**** Available records

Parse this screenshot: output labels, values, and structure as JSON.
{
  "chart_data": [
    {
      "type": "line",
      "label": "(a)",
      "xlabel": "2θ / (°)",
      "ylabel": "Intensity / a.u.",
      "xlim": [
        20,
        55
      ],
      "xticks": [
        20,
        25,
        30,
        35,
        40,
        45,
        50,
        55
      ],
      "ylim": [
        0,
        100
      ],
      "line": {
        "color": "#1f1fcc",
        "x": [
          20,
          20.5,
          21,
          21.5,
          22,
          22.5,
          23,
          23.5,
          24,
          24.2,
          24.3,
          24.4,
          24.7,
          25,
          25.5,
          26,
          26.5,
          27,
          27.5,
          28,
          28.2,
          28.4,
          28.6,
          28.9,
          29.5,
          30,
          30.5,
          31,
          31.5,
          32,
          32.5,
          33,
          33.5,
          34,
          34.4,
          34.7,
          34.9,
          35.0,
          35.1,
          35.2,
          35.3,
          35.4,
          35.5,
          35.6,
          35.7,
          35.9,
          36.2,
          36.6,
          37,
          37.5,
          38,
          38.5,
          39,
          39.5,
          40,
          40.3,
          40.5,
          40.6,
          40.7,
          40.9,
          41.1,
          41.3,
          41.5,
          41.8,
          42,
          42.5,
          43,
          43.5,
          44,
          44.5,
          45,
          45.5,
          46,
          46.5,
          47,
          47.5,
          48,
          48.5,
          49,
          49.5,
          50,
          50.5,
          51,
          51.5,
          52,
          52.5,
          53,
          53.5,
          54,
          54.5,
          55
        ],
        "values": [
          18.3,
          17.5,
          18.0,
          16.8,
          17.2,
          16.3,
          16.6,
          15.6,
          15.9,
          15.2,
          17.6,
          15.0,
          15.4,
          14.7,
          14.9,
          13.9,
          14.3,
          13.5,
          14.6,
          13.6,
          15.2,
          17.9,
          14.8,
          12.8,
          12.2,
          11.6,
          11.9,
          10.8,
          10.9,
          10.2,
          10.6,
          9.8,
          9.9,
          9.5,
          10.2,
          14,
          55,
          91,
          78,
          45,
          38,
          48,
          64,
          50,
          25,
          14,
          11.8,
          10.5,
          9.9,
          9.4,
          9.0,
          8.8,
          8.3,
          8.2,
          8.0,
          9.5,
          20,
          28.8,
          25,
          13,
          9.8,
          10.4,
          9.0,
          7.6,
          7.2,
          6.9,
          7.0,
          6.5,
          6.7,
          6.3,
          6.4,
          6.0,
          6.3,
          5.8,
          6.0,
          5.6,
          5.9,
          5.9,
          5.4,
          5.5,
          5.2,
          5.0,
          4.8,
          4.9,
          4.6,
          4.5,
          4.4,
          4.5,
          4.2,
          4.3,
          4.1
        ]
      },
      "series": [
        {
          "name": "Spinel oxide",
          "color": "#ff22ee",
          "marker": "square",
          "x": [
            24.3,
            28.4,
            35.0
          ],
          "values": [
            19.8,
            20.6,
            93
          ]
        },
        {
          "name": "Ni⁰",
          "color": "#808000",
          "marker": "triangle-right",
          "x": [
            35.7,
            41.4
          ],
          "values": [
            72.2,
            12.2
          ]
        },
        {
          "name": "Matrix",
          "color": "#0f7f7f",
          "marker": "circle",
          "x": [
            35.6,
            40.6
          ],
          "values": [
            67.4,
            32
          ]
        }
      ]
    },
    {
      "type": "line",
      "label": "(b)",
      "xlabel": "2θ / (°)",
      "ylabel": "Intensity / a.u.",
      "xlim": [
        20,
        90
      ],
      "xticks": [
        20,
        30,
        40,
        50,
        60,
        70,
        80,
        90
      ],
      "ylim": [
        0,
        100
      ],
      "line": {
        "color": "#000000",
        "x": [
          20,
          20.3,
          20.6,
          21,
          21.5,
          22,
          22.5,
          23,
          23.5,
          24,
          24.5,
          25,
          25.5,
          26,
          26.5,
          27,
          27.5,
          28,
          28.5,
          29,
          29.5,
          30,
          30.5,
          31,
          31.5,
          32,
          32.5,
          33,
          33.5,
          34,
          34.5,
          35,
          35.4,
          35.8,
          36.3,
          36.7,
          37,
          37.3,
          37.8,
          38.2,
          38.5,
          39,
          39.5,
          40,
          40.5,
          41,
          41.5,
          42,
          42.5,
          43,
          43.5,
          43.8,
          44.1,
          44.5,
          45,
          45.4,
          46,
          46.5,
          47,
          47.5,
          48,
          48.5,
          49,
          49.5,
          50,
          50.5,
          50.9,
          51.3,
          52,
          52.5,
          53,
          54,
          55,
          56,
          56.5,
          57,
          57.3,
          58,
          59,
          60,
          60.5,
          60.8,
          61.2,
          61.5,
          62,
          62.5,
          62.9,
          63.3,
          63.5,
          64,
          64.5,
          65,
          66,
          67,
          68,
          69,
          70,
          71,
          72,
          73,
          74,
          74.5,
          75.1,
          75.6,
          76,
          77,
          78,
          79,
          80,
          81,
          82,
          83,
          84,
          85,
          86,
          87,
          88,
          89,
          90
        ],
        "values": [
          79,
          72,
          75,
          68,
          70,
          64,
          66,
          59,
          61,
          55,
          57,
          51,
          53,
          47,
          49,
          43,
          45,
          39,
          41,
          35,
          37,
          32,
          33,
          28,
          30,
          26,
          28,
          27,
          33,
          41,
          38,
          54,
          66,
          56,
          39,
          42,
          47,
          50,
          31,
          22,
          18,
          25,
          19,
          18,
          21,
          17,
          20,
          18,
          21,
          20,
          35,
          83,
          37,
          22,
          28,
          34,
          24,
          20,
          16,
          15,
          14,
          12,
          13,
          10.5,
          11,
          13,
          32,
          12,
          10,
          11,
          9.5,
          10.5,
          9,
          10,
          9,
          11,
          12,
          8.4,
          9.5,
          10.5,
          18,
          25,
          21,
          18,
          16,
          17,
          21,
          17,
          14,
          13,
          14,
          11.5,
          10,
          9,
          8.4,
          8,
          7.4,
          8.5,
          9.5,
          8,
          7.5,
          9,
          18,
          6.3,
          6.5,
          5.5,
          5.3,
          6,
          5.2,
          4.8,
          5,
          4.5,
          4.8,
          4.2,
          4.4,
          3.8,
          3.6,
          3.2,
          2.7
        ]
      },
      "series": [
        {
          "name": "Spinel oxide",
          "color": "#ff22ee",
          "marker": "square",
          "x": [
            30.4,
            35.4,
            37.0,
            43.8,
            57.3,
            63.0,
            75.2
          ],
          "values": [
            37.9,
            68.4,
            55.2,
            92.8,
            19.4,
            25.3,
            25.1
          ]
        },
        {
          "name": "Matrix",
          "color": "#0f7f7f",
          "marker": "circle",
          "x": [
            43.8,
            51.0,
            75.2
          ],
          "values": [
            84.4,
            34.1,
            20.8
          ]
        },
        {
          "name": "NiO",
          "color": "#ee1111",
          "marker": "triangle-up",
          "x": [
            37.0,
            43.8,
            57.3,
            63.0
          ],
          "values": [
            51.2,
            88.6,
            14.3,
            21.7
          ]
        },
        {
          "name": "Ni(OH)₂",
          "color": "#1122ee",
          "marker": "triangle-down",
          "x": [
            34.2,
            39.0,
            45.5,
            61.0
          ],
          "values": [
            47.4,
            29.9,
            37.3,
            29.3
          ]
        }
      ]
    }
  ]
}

********

Work to complete ::
Copy the material above verbatim.

The completed task ::
Parse this screenshot: output labels, values, and structure as JSON.
{
  "chart_data": [
    {
      "type": "line",
      "label": "(a)",
      "xlabel": "2θ / (°)",
      "ylabel": "Intensity / a.u.",
      "xlim": [
        20,
        55
      ],
      "xticks": [
        20,
        25,
        30,
        35,
        40,
        45,
        50,
        55
      ],
      "ylim": [
        0,
        100
      ],
      "line": {
        "color": "#1f1fcc",
        "x": [
          20,
          20.5,
          21,
          21.5,
          22,
          22.5,
          23,
          23.5,
          24,
          24.2,
          24.3,
          24.4,
          24.7,
          25,
          25.5,
          26,
          26.5,
          27,
          27.5,
          28,
          28.2,
          28.4,
          28.6,
          28.9,
          29.5,
          30,
          30.5,
          31,
          31.5,
          32,
          32.5,
          33,
          33.5,
          34,
          34.4,
          34.7,
          34.9,
          35.0,
          35.1,
          35.2,
          35.3,
          35.4,
          35.5,
          35.6,
          35.7,
          35.9,
          36.2,
          36.6,
          37,
          37.5,
          38,
          38.5,
          39,
          39.5,
          40,
          40.3,
          40.5,
          40.6,
          40.7,
          40.9,
          41.1,
          41.3,
          41.5,
          41.8,
          42,
          42.5,
          43,
          43.5,
          44,
          44.5,
          45,
          45.5,
          46,
          46.5,
          47,
          47.5,
          48,
          48.5,
          49,
          49.5,
          50,
          50.5,
          51,
          51.5,
          52,
          52.5,
          53,
          53.5,
          54,
          54.5,
          55
        ],
        "values": [
          18.3,
          17.5,
          18.0,
          16.8,
          17.2,
          16.3,
          16.6,
          15.6,
          15.9,
          15.2,
          17.6,
          15.0,
          15.4,
          14.7,
          14.9,
          13.9,
          14.3,
          13.5,
          14.6,
          13.6,
          15.2,
          17.9,
          14.8,
          12.8,
          12.2,
          11.6,
          11.9,
          10.8,
          10.9,
          10.2,
          10.6,
          9.8,
          9.9,
          9.5,
          10.2,
          14,
          55,
          91,
          78,
          45,
          38,
          48,
          64,
          50,
          25,
          14,
          11.8,
          10.5,
          9.9,
          9.4,
          9.0,
          8.8,
          8.3,
          8.2,
          8.0,
          9.5,
          20,
          28.8,
          25,
          13,
          9.8,
          10.4,
          9.0,
          7.6,
          7.2,
          6.9,
          7.0,
          6.5,
          6.7,
          6.3,
          6.4,
          6.0,
          6.3,
          5.8,
          6.0,
          5.6,
          5.9,
          5.9,
          5.4,
          5.5,
          5.2,
          5.0,
          4.8,
          4.9,
          4.6,
          4.5,
          4.4,
          4.5,
          4.2,
          4.3,
          4.1
        ]
      },
      "series": [
        {
          "name": "Spinel oxide",
          "color": "#ff22ee",
          "marker": "square",
          "x": [
            24.3,
            28.4,
            35.0
          ],
          "values": [
            19.8,
            20.6,
            93
          ]
        },
        {
          "name": "Ni⁰",
          "color": "#808000",
          "marker": "triangle-right",
          "x": [
            35.7,
            41.4
          ],
          "values": [
            72.2,
            12.2
          ]
        },
        {
          "name": "Matrix",
          "color": "#0f7f7f",
          "marker": "circle",
          "x": [
            35.6,
            40.6
          ],
          "values": [
            67.4,
            32
          ]
        }
      ]
    },
    {
      "type": "line",
      "label": "(b)",
      "xlabel": "2θ / (°)",
      "ylabel": "Intensity / a.u.",
      "xlim": [
        20,
        90
      ],
      "xticks": [
        20,
        30,
        40,
        50,
        60,
        70,
        80,
        90
      ],
      "ylim": [
        0,
        100
      ],
      "line": {
        "color": "#000000",
        "x": [
          20,
          20.3,
          20.6,
          21,
          21.5,
          22,
          22.5,
          23,
          23.5,
          24,
          24.5,
          25,
          25.5,
          26,
          26.5,
          27,
          27.5,
          28,
          28.5,
          29,
          29.5,
          30,
          30.5,
          31,
          31.5,
          32,
          32.5,
          33,
          33.5,
          34,
          34.5,
          35,
          35.4,
          35.8,
          36.3,
          36.7,
          37,
          37.3,
          37.8,
          38.2,
          38.5,
          39,
          39.5,
          40,
          40.5,
          41,
          41.5,
          42,
          42.5,
          43,
          43.5,
          43.8,
          44.1,
          44.5,
          45,
          45.4,
          46,
          46.5,
          47,
          47.5,
          48,
          48.5,
          49,
          49.5,
          50,
          50.5,
          50.9,
          51.3,
          52,
          52.5,
          53,
          54,
          55,
          56,
          56.5,
          57,
          57.3,
          58,
          59,
          60,
          60.5,
          60.8,
          61.2,
          61.5,
          62,
          62.5,
          62.9,
          63.3,
          63.5,
          64,
          64.5,
          65,
          66,
          67,
          68,
          69,
          70,
          71,
          72,
          73,
          74,
          74.5,
          75.1,
          75.6,
          76,
          77,
          78,
          79,
          80,
          81,
          82,
          83,
          84,
          85,
          86,
          87,
          88,
          89,
          90
        ],
        "values": [
          79,
          72,
          75,
          68,
          70,
          64,
          66,
          59,
          61,
          55,
          57,
          51,
          53,
          47,
          49,
          43,
          45,
          39,
          41,
          35,
          37,
          32,
          33,
          28,
          30,
          26,
          28,
          27,
          33,
          41,
          38,
          54,
          66,
          56,
          39,
          42,
          47,
          50,
          31,
          22,
          18,
          25,
          19,
          18,
          21,
          17,
          20,
          18,
          21,
          20,
          35,
          83,
          37,
          22,
          28,
          34,
          24,
          20,
          16,
          15,
          14,
          12,
          13,
          10.5,
          11,
          13,
          32,
          12,
          10,
          11,
          9.5,
          10.5,
          9,
          10,
          9,
          11,
          12,
          8.4,
          9.5,
          10.5,
          18,
          25,
          21,
          18,
          16,
          17,
          21,
          17,
          14,
          13,
          14,
          11.5,
          10,
          9,
          8.4,
          8,
          7.4,
          8.5,
          9.5,
          8,
          7.5,
          9,
          18,
          6.3,
          6.5,
          5.5,
          5.3,
          6,
          5.2,
          4.8,
          5,
          4.5,
          4.8,
          4.2,
          4.4,
          3.8,
          3.6,
          3.2,
          2.7
        ]
      },
      "series": [
        {
          "name": "Spinel oxide",
          "color": "#ff22ee",
          "marker": "square",
          "x": [
            30.4,
            35.4,
            37.0,
            43.8,
            57.3,
            63.0,
            75.2
          ],
          "values": [
            37.9,
            68.4,
            55.2,
            92.8,
            19.4,
            25.3,
            25.1
          ]
        },
        {
          "name": "Matrix",
          "color": "#0f7f7f",
          "marker": "circle",
          "x": [
            43.8,
            51.0,
            75.2
          ],
          "values": [
            84.4,
            34.1,
            20.8
          ]
        },
        {
          "name": "NiO",
          "color": "#ee1111",
          "marker": "triangle-up",
          "x": [
            37.0,
            43.8,
            57.3,
            63.0
          ],
          "values": [
            51.2,
            88.6,
            14.3,
            21.7
          ]
        },
        {
          "name": "Ni(OH)₂",
          "color": "#1122ee",
          "marker": "triangle-down",
          "x": [
            34.2,
            39.0,
            45.5,
            61.0
          ],
          "values": [
            47.4,
            29.9,
            37.3,
            29.3
          ]
        }
      ]
    }
  ]
}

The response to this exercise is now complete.